• _EXERCISE AIM_
Express the listing below as a Markdown table with the columns Row and Line, giving each line its row number and leaving out blank lines. Cover only the lines from the first line of the listing through the line with "detected-of: of 25283 libraries (344, 586, 407, 596)".

• _DATA LINES_
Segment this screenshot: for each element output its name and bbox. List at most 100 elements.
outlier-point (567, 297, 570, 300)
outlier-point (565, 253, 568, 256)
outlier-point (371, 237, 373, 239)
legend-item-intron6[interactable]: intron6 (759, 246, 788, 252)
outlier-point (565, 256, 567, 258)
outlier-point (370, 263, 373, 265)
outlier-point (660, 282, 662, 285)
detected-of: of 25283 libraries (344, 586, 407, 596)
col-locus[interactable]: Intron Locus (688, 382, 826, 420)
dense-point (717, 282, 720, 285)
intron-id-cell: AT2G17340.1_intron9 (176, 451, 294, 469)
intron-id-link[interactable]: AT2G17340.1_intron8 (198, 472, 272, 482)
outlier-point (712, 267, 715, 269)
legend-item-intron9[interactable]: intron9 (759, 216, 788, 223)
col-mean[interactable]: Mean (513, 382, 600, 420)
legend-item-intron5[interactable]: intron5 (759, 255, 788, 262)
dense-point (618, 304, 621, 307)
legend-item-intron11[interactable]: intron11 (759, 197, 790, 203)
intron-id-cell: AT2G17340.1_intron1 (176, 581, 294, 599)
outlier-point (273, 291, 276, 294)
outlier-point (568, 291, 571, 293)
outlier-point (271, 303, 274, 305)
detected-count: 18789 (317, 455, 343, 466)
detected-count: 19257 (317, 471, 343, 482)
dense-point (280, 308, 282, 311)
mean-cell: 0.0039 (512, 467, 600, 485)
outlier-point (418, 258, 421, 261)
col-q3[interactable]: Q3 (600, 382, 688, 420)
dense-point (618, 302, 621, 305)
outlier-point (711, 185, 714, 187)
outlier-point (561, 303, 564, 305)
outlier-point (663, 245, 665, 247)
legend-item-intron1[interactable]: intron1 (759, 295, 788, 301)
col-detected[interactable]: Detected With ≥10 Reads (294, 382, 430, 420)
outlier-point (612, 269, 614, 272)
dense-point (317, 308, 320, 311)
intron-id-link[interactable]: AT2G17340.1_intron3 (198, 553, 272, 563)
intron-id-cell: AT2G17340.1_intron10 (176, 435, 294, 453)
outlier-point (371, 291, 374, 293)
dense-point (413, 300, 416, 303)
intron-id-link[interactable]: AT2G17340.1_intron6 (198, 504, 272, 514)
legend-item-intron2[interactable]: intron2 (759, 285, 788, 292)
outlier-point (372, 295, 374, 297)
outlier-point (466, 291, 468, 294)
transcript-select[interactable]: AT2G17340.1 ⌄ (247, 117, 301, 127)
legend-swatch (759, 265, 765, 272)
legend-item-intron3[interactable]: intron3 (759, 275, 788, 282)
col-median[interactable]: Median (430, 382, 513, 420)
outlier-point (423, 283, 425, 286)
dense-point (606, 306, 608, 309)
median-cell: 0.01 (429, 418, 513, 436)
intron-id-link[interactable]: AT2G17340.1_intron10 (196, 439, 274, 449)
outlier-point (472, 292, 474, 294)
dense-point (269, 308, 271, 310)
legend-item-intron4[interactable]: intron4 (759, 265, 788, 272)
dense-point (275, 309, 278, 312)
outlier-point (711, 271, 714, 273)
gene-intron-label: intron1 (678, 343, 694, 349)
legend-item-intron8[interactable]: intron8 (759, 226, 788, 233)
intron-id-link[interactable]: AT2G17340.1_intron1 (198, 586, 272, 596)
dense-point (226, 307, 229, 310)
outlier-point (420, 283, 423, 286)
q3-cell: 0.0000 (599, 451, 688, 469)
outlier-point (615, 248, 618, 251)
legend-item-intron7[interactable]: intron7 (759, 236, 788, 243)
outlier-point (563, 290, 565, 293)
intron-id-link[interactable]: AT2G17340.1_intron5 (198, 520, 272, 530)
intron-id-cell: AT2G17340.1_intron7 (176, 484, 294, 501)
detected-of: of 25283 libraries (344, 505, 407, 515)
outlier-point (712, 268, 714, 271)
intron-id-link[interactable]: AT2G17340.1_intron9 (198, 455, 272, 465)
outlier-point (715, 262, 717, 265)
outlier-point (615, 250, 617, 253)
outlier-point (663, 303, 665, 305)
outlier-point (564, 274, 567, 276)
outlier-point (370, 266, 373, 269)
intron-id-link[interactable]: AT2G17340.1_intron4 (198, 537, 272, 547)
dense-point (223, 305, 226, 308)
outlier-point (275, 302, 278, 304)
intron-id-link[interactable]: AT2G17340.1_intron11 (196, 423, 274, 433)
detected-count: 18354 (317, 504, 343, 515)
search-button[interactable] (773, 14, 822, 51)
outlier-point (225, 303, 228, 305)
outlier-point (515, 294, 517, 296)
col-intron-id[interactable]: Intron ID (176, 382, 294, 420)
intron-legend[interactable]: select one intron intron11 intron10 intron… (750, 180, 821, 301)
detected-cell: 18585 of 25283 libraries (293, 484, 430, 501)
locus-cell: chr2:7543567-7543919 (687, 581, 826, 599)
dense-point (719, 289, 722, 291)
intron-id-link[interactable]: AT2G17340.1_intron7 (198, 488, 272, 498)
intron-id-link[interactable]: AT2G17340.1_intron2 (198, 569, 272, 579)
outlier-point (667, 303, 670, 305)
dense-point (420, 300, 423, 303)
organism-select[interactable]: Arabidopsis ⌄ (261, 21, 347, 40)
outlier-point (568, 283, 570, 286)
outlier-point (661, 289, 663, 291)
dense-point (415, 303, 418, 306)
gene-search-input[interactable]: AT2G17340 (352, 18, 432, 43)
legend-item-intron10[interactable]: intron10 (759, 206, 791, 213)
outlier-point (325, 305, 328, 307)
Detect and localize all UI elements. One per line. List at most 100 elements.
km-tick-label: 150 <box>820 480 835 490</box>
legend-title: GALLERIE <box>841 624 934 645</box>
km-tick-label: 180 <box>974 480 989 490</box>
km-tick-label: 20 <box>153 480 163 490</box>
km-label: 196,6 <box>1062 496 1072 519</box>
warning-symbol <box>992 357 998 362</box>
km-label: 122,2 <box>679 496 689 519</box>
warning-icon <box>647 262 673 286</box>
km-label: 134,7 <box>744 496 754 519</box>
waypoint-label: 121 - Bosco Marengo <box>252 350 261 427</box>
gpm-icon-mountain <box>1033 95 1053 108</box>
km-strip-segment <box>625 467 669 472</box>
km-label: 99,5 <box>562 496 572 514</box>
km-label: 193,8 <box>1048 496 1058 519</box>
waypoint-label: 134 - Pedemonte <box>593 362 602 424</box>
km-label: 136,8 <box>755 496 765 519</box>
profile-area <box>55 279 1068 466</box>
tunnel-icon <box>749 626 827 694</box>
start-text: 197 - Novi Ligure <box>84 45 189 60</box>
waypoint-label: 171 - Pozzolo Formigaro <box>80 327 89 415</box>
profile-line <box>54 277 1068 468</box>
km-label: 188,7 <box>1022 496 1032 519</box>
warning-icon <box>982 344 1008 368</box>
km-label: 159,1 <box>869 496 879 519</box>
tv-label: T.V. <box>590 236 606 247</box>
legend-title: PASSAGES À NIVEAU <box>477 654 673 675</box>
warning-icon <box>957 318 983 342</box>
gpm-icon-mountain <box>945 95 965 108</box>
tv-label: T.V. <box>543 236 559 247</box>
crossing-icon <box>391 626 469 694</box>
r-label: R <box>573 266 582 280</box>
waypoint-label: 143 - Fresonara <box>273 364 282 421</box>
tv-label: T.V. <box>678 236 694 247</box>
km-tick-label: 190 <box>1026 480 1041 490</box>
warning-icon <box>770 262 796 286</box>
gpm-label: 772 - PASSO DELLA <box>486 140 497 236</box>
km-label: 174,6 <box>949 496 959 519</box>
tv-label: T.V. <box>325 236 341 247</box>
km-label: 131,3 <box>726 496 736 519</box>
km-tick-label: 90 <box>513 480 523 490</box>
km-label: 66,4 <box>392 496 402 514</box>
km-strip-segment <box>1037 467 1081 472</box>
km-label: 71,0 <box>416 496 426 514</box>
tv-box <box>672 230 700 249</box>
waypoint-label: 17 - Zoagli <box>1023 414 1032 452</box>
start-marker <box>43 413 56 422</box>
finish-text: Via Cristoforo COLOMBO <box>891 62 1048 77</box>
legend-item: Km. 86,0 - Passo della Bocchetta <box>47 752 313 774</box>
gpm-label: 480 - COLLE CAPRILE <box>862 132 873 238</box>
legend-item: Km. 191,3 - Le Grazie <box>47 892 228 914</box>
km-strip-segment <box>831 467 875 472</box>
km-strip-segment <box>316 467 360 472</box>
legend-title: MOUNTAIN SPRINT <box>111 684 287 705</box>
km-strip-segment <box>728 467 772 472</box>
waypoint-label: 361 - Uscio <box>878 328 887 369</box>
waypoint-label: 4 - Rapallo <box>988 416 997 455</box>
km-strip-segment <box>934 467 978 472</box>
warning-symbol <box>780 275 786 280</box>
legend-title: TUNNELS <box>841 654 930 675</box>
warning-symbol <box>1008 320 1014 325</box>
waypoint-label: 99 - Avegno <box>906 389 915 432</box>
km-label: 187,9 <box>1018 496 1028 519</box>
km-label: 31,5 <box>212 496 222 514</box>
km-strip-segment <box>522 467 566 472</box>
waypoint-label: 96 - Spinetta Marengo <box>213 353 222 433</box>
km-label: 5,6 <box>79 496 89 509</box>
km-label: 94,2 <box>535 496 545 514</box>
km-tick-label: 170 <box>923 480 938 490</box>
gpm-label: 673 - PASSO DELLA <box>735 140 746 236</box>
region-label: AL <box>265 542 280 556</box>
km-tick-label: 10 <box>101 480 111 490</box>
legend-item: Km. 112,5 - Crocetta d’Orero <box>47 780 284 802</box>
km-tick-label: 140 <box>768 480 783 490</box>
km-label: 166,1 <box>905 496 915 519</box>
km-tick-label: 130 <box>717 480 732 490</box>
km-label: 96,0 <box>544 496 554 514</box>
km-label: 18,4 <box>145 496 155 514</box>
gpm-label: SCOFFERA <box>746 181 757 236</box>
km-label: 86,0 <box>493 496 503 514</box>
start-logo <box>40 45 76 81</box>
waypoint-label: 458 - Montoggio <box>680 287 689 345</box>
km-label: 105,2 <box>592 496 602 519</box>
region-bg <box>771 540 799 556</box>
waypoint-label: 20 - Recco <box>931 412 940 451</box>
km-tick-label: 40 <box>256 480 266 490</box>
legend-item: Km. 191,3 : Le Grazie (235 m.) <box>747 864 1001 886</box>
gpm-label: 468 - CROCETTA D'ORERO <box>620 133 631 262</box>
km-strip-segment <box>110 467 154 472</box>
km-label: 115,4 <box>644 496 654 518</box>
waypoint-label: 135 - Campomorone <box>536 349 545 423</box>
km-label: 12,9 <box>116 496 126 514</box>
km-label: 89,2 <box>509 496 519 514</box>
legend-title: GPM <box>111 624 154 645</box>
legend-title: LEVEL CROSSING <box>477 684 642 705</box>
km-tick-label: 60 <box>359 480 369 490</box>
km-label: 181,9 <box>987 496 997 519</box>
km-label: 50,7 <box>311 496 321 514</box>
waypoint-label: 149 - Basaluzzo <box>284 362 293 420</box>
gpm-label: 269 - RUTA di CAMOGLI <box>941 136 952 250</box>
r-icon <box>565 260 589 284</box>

• _TASK SOLUTION_
| Row | Line |
|---|---|
| 1 | Segment this screenshot: for each element output its name and bbox. List at most 100 elements. |
| 2 | outlier-point (567, 297, 570, 300) |
| 3 | outlier-point (565, 253, 568, 256) |
| 4 | outlier-point (371, 237, 373, 239) |
| 5 | legend-item-intron6[interactable]: intron6 (759, 246, 788, 252) |
| 6 | outlier-point (565, 256, 567, 258) |
| 7 | outlier-point (370, 263, 373, 265) |
| 8 | outlier-point (660, 282, 662, 285) |
| 9 | detected-of: of 25283 libraries (344, 586, 407, 596) |